Task brief
Find the string "this" and gather every line that holds it.
**** Listing ****
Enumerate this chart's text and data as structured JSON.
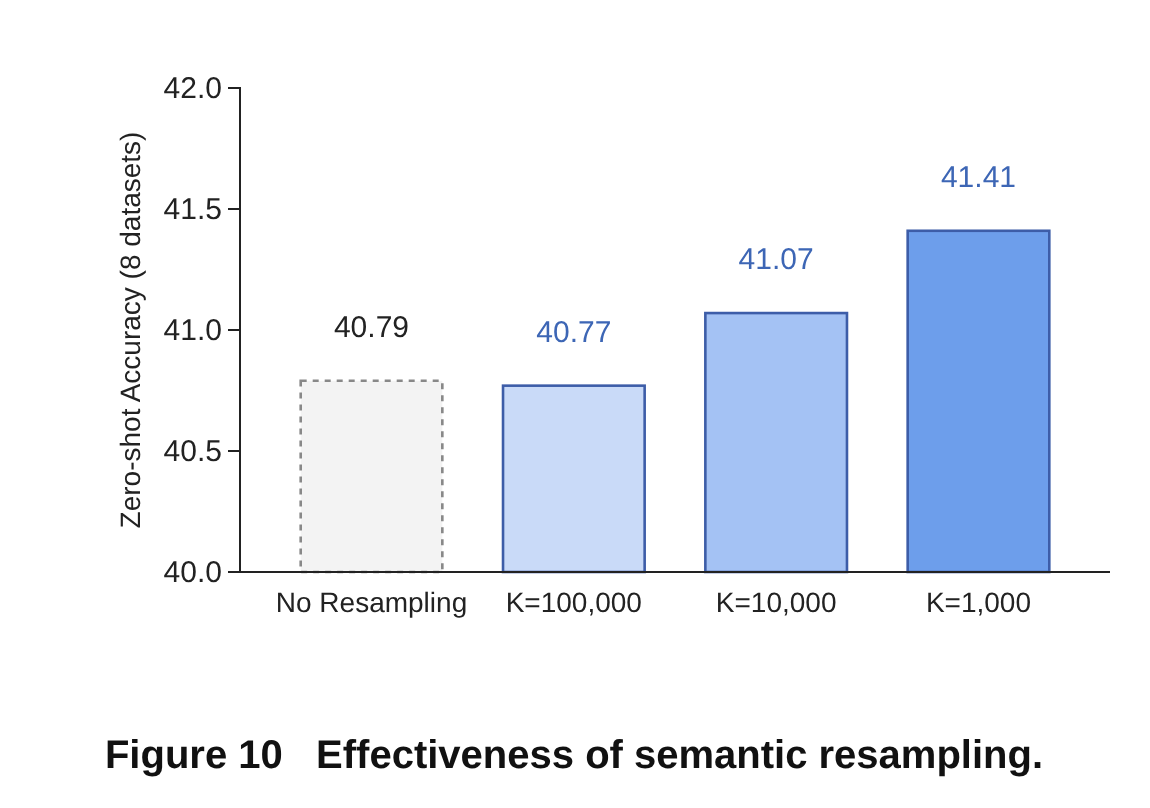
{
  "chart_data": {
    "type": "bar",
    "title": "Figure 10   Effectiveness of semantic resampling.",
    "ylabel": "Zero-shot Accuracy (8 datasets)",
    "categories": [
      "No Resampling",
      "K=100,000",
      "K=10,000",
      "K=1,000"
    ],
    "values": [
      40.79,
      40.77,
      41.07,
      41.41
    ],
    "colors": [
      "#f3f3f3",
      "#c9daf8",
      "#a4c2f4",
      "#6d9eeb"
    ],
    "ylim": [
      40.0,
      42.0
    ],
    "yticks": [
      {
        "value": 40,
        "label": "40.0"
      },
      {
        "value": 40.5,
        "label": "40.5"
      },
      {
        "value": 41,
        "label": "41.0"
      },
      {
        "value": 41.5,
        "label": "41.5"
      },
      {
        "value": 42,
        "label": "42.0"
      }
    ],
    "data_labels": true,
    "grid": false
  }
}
****
**** Listing ****
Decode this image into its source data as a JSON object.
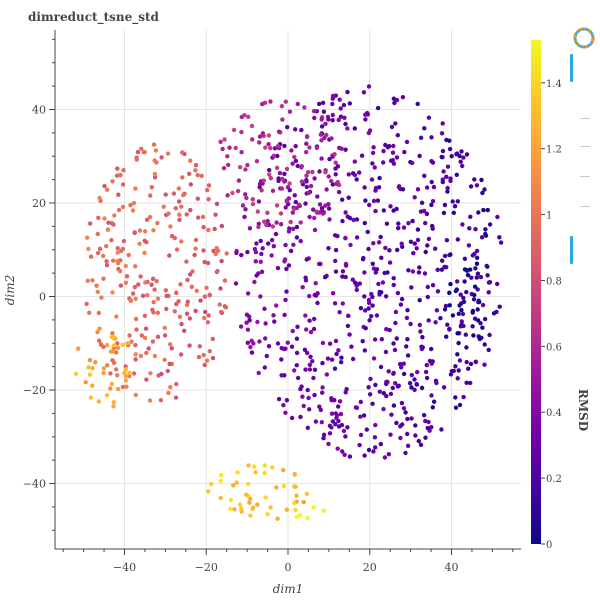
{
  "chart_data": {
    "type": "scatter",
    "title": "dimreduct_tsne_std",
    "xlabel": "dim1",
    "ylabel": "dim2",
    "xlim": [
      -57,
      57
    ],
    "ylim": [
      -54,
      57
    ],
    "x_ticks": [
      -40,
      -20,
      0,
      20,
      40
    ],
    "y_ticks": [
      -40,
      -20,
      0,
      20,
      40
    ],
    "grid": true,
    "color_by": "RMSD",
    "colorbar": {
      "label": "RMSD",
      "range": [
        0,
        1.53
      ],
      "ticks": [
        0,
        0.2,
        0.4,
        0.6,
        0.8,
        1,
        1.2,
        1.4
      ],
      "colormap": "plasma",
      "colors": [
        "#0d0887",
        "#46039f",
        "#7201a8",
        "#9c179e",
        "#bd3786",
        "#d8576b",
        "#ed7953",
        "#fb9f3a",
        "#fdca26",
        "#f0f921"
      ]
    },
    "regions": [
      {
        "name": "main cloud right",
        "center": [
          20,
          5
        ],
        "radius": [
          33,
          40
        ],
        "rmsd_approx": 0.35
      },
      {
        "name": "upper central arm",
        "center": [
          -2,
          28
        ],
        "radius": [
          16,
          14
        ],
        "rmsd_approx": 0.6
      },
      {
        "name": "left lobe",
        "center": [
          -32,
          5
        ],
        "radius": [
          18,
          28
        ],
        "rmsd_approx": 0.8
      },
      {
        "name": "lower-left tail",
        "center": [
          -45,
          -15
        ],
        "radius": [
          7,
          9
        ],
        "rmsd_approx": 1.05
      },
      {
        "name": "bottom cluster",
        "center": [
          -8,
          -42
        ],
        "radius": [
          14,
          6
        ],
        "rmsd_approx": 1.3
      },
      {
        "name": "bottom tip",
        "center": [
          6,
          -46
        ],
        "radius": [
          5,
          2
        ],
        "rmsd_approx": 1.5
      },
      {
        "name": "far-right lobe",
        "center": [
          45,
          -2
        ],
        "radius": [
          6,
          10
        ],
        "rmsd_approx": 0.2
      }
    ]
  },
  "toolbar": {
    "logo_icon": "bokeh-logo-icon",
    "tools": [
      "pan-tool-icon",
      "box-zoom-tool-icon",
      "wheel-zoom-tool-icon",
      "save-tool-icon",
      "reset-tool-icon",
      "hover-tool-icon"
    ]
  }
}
****
Exercise response
Enumerate this chart's text and data as structured JSON.
Decode this image into its source data as a JSON object.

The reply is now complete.